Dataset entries
--- Start ---
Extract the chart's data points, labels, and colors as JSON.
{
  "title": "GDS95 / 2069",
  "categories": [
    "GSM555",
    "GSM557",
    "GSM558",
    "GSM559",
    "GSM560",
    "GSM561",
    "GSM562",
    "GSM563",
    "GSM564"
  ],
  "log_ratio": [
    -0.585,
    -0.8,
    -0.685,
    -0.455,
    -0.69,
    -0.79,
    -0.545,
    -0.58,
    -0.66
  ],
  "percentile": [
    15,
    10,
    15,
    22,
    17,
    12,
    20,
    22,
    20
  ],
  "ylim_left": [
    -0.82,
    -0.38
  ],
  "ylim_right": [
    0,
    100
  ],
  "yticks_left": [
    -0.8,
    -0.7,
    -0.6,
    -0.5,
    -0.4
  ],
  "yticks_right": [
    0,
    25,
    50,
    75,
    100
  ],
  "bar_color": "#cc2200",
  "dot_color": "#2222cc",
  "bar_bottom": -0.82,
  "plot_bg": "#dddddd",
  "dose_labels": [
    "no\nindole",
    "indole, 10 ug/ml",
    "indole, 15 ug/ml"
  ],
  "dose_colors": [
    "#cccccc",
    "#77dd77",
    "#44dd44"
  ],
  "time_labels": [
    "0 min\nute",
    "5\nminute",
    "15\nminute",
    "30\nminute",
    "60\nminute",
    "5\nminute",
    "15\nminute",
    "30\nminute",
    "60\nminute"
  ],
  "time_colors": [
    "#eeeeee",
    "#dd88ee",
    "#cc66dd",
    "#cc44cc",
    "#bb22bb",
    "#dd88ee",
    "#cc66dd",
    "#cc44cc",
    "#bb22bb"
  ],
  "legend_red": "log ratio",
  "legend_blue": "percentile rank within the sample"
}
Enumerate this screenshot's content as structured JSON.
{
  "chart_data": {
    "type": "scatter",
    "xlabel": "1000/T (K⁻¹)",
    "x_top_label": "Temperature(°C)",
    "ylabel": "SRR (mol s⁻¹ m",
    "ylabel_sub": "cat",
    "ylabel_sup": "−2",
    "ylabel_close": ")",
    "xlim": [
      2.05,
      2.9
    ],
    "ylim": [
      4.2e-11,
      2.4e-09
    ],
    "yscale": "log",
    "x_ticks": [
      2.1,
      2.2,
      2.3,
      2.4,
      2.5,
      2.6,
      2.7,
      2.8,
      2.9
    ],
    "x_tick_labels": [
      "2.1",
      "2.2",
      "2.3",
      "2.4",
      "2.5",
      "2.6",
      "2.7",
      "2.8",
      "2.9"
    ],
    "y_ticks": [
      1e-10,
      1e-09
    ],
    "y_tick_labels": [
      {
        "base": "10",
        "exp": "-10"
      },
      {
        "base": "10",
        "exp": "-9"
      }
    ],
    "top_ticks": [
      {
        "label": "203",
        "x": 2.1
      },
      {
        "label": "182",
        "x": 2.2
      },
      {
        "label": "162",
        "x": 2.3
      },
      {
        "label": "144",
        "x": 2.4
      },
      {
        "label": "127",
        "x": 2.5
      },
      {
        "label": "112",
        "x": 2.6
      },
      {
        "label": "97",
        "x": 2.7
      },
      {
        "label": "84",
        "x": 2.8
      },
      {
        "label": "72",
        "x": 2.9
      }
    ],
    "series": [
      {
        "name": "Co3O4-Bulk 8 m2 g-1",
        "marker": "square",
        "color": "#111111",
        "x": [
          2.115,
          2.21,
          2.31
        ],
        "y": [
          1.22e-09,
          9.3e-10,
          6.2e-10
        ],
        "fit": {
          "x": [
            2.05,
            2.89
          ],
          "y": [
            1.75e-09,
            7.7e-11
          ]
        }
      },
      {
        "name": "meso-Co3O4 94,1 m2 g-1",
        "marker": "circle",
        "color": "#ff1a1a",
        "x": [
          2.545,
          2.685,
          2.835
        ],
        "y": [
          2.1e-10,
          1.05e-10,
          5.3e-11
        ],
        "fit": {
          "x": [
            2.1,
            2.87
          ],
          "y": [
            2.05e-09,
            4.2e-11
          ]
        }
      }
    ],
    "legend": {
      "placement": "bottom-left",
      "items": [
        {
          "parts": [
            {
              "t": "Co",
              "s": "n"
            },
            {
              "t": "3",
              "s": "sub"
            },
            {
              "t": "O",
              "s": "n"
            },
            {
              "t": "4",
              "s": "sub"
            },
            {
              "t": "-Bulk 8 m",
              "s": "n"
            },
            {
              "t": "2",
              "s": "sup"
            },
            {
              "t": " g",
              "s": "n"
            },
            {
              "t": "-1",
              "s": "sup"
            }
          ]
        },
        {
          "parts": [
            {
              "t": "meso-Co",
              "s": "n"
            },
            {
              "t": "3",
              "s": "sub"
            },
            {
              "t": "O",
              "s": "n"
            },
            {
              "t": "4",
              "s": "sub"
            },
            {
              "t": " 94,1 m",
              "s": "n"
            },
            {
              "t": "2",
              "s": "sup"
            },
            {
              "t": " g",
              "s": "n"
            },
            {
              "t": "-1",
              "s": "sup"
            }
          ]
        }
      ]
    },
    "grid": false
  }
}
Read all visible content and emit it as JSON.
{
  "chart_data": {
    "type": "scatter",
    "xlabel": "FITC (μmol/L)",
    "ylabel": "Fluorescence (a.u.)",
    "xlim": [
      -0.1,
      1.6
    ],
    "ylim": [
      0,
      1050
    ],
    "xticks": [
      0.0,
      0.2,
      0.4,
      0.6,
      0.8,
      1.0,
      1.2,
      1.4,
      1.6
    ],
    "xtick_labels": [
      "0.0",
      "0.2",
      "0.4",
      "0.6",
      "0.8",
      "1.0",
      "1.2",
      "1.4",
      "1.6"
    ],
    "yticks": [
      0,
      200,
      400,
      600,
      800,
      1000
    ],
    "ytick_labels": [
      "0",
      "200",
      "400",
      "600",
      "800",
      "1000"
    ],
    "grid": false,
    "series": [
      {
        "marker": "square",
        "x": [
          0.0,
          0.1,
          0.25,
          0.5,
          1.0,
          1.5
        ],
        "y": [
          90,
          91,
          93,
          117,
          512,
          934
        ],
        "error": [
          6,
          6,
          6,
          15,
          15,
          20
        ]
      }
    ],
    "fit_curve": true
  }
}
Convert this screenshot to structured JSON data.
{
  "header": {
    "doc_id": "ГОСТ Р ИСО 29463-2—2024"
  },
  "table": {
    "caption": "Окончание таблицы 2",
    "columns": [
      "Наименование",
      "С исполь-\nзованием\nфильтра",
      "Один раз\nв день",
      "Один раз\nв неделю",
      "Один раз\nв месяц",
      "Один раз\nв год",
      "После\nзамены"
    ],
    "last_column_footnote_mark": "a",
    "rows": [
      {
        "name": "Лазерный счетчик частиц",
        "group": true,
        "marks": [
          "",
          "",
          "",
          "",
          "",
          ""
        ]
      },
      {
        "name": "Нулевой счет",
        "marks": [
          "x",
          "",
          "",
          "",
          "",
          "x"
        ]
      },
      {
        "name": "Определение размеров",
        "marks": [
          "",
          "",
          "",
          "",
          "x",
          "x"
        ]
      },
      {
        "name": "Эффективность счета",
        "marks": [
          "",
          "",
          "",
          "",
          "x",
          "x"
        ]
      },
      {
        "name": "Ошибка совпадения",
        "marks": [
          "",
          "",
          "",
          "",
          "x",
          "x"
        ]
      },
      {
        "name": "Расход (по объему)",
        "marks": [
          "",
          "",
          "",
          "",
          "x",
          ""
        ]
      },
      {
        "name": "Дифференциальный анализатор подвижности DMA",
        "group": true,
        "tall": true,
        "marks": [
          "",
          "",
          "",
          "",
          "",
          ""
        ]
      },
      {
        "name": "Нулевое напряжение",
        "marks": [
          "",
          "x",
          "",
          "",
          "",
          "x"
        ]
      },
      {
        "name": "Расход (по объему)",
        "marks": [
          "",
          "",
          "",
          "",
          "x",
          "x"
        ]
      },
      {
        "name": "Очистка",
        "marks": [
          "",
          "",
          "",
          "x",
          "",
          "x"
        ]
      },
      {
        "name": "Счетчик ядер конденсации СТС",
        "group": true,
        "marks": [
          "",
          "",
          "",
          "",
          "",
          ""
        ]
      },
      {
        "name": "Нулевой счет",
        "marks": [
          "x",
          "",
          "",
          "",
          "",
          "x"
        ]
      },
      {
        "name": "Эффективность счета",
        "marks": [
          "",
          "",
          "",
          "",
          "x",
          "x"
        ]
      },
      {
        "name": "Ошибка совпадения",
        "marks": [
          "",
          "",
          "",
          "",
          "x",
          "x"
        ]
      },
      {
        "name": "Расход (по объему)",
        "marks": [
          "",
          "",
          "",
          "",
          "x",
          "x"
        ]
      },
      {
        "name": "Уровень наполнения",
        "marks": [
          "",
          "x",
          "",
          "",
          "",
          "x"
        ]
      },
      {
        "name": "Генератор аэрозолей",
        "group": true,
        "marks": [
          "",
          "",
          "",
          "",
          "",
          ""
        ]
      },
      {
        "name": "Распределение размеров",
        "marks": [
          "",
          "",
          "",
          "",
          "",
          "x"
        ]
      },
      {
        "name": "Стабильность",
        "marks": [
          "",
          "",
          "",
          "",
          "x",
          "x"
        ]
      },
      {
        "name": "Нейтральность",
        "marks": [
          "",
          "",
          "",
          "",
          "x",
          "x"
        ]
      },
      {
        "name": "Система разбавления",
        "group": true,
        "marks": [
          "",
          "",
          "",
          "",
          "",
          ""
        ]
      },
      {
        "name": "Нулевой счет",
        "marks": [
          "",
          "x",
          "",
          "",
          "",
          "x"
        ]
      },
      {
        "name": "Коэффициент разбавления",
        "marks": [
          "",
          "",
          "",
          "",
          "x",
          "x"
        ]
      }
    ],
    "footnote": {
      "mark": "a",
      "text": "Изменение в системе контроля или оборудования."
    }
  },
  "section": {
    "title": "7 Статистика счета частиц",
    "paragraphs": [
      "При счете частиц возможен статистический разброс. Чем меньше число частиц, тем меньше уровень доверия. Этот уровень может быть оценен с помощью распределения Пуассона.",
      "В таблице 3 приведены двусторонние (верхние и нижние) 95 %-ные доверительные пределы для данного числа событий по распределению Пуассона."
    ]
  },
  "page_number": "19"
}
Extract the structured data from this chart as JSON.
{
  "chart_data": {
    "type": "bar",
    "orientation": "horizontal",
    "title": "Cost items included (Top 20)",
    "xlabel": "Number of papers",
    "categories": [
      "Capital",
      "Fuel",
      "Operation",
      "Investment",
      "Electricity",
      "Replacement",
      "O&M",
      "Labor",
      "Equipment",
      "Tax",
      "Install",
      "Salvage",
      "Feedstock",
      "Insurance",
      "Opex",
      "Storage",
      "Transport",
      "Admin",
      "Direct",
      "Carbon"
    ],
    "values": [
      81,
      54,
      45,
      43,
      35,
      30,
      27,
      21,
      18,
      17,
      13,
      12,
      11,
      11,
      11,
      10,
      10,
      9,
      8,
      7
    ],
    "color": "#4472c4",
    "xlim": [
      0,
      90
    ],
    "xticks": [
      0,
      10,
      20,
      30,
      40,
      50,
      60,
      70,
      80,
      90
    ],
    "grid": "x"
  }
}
--- End ---
### Work to do
Return the line that contains "Extract the structured" and all lines after it, verbatim, and nothing else.

### Output for this task
Extract the structured data from this chart as JSON.
{
  "chart_data": {
    "type": "bar",
    "orientation": "horizontal",
    "title": "Cost items included (Top 20)",
    "xlabel": "Number of papers",
    "categories": [
      "Capital",
      "Fuel",
      "Operation",
      "Investment",
      "Electricity",
      "Replacement",
      "O&M",
      "Labor",
      "Equipment",
      "Tax",
      "Install",
      "Salvage",
      "Feedstock",
      "Insurance",
      "Opex",
      "Storage",
      "Transport",
      "Admin",
      "Direct",
      "Carbon"
    ],
    "values": [
      81,
      54,
      45,
      43,
      35,
      30,
      27,
      21,
      18,
      17,
      13,
      12,
      11,
      11,
      11,
      10,
      10,
      9,
      8,
      7
    ],
    "color": "#4472c4",
    "xlim": [
      0,
      90
    ],
    "xticks": [
      0,
      10,
      20,
      30,
      40,
      50,
      60,
      70,
      80,
      90
    ],
    "grid": "x"
  }
}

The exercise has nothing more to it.